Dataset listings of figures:
START

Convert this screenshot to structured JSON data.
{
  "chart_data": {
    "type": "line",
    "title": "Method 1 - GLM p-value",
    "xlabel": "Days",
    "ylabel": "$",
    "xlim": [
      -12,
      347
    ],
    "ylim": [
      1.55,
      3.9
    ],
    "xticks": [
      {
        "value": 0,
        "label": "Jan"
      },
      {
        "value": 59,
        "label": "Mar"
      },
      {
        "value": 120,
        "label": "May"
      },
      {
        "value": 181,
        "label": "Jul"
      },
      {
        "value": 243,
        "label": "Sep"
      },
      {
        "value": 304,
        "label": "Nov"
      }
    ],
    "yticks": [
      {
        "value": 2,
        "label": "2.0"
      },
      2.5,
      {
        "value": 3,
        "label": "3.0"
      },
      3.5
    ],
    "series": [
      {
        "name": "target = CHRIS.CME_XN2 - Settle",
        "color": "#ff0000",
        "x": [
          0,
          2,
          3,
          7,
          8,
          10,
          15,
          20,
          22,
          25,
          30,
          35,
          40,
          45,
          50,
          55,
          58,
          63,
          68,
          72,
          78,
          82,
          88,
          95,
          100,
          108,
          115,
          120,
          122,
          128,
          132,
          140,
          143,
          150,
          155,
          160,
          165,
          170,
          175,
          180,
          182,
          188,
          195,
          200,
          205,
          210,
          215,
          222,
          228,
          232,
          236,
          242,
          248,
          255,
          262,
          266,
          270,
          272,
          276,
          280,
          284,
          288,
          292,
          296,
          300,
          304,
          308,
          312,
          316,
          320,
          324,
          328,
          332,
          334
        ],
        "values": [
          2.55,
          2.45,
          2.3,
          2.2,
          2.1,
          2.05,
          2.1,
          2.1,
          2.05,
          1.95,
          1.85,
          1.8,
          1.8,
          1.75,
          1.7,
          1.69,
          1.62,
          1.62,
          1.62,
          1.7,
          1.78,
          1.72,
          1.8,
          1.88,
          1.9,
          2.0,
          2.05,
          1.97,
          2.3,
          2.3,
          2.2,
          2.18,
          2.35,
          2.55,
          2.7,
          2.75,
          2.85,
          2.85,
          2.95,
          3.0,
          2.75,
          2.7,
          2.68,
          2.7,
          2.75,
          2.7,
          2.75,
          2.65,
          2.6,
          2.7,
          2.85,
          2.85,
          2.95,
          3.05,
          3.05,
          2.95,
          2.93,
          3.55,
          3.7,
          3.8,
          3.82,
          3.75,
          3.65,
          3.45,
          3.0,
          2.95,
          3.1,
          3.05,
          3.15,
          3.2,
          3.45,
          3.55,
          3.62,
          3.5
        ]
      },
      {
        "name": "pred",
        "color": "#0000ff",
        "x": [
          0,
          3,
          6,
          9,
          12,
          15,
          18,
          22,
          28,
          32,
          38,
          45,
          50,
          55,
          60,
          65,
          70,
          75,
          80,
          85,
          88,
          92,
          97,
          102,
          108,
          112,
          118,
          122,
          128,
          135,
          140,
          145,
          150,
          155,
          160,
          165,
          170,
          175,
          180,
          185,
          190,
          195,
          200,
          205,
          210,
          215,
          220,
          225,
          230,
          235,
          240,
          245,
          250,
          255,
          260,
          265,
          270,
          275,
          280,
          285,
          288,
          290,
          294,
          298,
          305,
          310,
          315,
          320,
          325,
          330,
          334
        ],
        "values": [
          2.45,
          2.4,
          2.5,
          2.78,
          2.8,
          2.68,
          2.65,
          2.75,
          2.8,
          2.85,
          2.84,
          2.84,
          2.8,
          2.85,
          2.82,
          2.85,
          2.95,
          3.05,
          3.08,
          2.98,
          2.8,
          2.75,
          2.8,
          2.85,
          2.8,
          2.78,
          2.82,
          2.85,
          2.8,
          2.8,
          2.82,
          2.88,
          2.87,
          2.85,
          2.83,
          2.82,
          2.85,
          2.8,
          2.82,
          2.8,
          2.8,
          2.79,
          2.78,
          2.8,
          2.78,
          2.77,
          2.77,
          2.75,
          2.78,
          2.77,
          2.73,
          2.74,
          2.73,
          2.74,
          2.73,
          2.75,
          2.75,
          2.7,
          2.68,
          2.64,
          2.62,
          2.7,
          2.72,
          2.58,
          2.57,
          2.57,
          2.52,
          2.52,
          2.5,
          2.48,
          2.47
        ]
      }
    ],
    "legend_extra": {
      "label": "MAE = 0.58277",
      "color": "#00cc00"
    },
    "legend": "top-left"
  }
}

END

## Task requirements
From the listing above, extract every line exactly as it stands.

## Response
Convert this screenshot to structured JSON data.
{
  "chart_data": {
    "type": "line",
    "title": "Method 1 - GLM p-value",
    "xlabel": "Days",
    "ylabel": "$",
    "xlim": [
      -12,
      347
    ],
    "ylim": [
      1.55,
      3.9
    ],
    "xticks": [
      {
        "value": 0,
        "label": "Jan"
      },
      {
        "value": 59,
        "label": "Mar"
      },
      {
        "value": 120,
        "label": "May"
      },
      {
        "value": 181,
        "label": "Jul"
      },
      {
        "value": 243,
        "label": "Sep"
      },
      {
        "value": 304,
        "label": "Nov"
      }
    ],
    "yticks": [
      {
        "value": 2,
        "label": "2.0"
      },
      2.5,
      {
        "value": 3,
        "label": "3.0"
      },
      3.5
    ],
    "series": [
      {
        "name": "target = CHRIS.CME_XN2 - Settle",
        "color": "#ff0000",
        "x": [
          0,
          2,
          3,
          7,
          8,
          10,
          15,
          20,
          22,
          25,
          30,
          35,
          40,
          45,
          50,
          55,
          58,
          63,
          68,
          72,
          78,
          82,
          88,
          95,
          100,
          108,
          115,
          120,
          122,
          128,
          132,
          140,
          143,
          150,
          155,
          160,
          165,
          170,
          175,
          180,
          182,
          188,
          195,
          200,
          205,
          210,
          215,
          222,
          228,
          232,
          236,
          242,
          248,
          255,
          262,
          266,
          270,
          272,
          276,
          280,
          284,
          288,
          292,
          296,
          300,
          304,
          308,
          312,
          316,
          320,
          324,
          328,
          332,
          334
        ],
        "values": [
          2.55,
          2.45,
          2.3,
          2.2,
          2.1,
          2.05,
          2.1,
          2.1,
          2.05,
          1.95,
          1.85,
          1.8,
          1.8,
          1.75,
          1.7,
          1.69,
          1.62,
          1.62,
          1.62,
          1.7,
          1.78,
          1.72,
          1.8,
          1.88,
          1.9,
          2.0,
          2.05,
          1.97,
          2.3,
          2.3,
          2.2,
          2.18,
          2.35,
          2.55,
          2.7,
          2.75,
          2.85,
          2.85,
          2.95,
          3.0,
          2.75,
          2.7,
          2.68,
          2.7,
          2.75,
          2.7,
          2.75,
          2.65,
          2.6,
          2.7,
          2.85,
          2.85,
          2.95,
          3.05,
          3.05,
          2.95,
          2.93,
          3.55,
          3.7,
          3.8,
          3.82,
          3.75,
          3.65,
          3.45,
          3.0,
          2.95,
          3.1,
          3.05,
          3.15,
          3.2,
          3.45,
          3.55,
          3.62,
          3.5
        ]
      },
      {
        "name": "pred",
        "color": "#0000ff",
        "x": [
          0,
          3,
          6,
          9,
          12,
          15,
          18,
          22,
          28,
          32,
          38,
          45,
          50,
          55,
          60,
          65,
          70,
          75,
          80,
          85,
          88,
          92,
          97,
          102,
          108,
          112,
          118,
          122,
          128,
          135,
          140,
          145,
          150,
          155,
          160,
          165,
          170,
          175,
          180,
          185,
          190,
          195,
          200,
          205,
          210,
          215,
          220,
          225,
          230,
          235,
          240,
          245,
          250,
          255,
          260,
          265,
          270,
          275,
          280,
          285,
          288,
          290,
          294,
          298,
          305,
          310,
          315,
          320,
          325,
          330,
          334
        ],
        "values": [
          2.45,
          2.4,
          2.5,
          2.78,
          2.8,
          2.68,
          2.65,
          2.75,
          2.8,
          2.85,
          2.84,
          2.84,
          2.8,
          2.85,
          2.82,
          2.85,
          2.95,
          3.05,
          3.08,
          2.98,
          2.8,
          2.75,
          2.8,
          2.85,
          2.8,
          2.78,
          2.82,
          2.85,
          2.8,
          2.8,
          2.82,
          2.88,
          2.87,
          2.85,
          2.83,
          2.82,
          2.85,
          2.8,
          2.82,
          2.8,
          2.8,
          2.79,
          2.78,
          2.8,
          2.78,
          2.77,
          2.77,
          2.75,
          2.78,
          2.77,
          2.73,
          2.74,
          2.73,
          2.74,
          2.73,
          2.75,
          2.75,
          2.7,
          2.68,
          2.64,
          2.62,
          2.7,
          2.72,
          2.58,
          2.57,
          2.57,
          2.52,
          2.52,
          2.5,
          2.48,
          2.47
        ]
      }
    ],
    "legend_extra": {
      "label": "MAE = 0.58277",
      "color": "#00cc00"
    },
    "legend": "top-left"
  }
}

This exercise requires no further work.